- TASK OBJECTIVE -
Copy the rows between the start of the records and the line containing "watermark: LEHUBLIA.COM.BR (2, 552, 153, 567)", inclusive, reproducing each line exactly.

(Items listed in a dataset)
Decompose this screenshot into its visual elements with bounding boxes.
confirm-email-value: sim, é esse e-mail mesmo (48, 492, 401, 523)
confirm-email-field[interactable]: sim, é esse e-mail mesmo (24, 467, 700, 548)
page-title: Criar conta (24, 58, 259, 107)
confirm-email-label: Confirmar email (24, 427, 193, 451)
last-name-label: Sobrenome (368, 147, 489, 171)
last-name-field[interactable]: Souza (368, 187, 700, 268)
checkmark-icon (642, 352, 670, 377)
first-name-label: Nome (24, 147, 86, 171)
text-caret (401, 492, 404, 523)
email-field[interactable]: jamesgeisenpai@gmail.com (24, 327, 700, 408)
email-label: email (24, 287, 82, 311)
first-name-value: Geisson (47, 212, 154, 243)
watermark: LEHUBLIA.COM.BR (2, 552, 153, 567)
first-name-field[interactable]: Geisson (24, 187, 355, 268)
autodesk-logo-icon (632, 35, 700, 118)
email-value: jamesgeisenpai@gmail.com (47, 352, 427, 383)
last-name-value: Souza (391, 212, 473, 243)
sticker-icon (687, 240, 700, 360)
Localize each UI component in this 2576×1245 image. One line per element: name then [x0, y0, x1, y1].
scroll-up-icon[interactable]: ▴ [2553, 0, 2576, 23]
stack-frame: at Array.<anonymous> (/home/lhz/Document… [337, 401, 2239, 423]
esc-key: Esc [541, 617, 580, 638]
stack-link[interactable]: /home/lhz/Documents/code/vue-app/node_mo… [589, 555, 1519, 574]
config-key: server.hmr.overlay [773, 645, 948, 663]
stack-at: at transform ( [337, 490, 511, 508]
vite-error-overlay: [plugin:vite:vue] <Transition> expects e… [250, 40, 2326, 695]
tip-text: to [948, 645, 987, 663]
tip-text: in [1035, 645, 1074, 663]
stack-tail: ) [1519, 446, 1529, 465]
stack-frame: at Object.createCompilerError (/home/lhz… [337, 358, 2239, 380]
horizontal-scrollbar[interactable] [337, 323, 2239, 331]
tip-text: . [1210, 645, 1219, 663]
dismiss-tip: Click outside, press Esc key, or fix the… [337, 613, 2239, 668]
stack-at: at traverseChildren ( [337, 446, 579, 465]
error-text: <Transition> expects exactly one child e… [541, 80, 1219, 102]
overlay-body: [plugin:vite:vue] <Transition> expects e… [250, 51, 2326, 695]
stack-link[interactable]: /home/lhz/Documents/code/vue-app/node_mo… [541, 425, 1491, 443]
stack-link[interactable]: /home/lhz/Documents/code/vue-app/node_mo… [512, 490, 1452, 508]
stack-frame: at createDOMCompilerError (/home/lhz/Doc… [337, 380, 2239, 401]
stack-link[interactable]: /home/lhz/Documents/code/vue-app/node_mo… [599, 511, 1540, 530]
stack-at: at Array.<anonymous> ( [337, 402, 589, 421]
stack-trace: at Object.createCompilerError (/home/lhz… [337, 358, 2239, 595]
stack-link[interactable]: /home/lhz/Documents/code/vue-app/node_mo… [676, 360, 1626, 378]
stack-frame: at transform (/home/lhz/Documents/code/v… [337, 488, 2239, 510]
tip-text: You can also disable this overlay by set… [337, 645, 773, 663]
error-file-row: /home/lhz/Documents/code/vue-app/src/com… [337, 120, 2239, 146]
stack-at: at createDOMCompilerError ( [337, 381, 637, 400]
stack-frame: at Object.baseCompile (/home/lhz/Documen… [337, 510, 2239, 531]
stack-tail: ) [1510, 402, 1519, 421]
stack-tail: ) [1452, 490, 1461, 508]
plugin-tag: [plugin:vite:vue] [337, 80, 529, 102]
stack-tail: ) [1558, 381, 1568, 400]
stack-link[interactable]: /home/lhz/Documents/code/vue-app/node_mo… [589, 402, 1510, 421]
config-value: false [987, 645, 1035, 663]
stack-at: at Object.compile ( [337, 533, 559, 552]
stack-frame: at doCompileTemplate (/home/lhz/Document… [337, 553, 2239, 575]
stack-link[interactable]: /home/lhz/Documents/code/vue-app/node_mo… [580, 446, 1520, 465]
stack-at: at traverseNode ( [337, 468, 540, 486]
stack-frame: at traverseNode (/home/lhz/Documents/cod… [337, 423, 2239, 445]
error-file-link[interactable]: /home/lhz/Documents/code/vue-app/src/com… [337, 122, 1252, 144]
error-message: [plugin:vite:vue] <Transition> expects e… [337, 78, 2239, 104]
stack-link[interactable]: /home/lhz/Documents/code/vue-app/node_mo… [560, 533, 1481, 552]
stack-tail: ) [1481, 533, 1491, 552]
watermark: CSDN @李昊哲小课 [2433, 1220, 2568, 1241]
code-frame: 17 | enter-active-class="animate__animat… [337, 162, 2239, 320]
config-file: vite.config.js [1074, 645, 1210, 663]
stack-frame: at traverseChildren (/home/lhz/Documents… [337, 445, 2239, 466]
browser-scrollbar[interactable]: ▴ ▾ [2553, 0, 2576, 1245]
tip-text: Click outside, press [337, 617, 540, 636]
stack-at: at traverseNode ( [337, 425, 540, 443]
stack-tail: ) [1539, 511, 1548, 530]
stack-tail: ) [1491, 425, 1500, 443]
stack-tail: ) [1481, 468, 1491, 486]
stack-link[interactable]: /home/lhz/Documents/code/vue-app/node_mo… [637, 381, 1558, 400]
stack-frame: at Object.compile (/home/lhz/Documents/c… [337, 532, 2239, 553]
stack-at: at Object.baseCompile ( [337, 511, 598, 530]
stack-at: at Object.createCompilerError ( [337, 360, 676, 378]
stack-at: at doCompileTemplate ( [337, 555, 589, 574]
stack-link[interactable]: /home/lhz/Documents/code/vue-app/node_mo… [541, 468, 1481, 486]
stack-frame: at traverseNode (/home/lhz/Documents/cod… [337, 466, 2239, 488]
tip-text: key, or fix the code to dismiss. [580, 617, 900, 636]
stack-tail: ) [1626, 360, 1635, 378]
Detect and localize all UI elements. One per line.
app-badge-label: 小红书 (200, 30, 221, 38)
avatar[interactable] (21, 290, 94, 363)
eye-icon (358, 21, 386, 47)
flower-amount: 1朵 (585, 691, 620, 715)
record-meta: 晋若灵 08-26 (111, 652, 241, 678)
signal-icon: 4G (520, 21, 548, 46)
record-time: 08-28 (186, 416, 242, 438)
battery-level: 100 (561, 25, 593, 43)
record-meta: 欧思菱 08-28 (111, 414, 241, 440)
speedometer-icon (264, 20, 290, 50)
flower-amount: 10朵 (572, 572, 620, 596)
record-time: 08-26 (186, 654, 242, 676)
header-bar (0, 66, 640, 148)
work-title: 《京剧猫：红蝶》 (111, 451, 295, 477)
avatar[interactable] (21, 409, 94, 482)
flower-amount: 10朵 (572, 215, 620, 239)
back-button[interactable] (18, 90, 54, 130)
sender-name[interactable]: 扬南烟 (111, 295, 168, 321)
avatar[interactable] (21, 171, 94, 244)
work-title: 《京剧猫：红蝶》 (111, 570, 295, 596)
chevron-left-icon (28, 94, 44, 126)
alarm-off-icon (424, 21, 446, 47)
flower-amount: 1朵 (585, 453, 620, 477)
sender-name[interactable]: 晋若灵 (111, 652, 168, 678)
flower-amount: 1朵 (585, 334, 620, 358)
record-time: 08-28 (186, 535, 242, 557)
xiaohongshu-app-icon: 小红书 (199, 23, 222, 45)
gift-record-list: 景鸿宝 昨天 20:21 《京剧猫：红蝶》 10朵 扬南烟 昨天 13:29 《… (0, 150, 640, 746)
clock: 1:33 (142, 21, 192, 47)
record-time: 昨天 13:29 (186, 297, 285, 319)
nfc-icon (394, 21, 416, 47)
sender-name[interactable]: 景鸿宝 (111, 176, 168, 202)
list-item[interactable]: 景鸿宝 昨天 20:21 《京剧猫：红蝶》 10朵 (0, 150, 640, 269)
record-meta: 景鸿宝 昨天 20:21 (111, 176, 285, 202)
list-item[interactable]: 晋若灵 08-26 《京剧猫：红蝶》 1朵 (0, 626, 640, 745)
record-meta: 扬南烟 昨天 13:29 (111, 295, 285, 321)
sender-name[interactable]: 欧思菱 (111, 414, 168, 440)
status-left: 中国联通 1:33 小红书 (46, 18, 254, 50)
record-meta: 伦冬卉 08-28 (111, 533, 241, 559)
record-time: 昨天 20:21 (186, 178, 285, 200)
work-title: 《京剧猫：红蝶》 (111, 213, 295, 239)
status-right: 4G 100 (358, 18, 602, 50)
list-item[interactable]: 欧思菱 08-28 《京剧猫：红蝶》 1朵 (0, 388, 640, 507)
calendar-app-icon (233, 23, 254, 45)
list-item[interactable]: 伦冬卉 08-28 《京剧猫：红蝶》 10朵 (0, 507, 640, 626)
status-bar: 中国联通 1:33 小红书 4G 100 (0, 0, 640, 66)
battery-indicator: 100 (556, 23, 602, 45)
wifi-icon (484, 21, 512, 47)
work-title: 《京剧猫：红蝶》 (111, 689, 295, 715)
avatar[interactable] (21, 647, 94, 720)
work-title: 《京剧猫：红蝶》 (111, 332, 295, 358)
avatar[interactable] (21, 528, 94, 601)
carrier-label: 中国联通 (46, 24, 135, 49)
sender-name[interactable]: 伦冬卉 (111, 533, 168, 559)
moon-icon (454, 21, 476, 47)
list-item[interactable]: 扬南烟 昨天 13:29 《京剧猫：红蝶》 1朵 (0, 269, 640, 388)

- EXERCISE SOLUTION -
Decompose this screenshot into its visual elements with bounding boxes.
confirm-email-value: sim, é esse e-mail mesmo (48, 492, 401, 523)
confirm-email-field[interactable]: sim, é esse e-mail mesmo (24, 467, 700, 548)
page-title: Criar conta (24, 58, 259, 107)
confirm-email-label: Confirmar email (24, 427, 193, 451)
last-name-label: Sobrenome (368, 147, 489, 171)
last-name-field[interactable]: Souza (368, 187, 700, 268)
checkmark-icon (642, 352, 670, 377)
first-name-label: Nome (24, 147, 86, 171)
text-caret (401, 492, 404, 523)
email-field[interactable]: jamesgeisenpai@gmail.com (24, 327, 700, 408)
email-label: email (24, 287, 82, 311)
first-name-value: Geisson (47, 212, 154, 243)
watermark: LEHUBLIA.COM.BR (2, 552, 153, 567)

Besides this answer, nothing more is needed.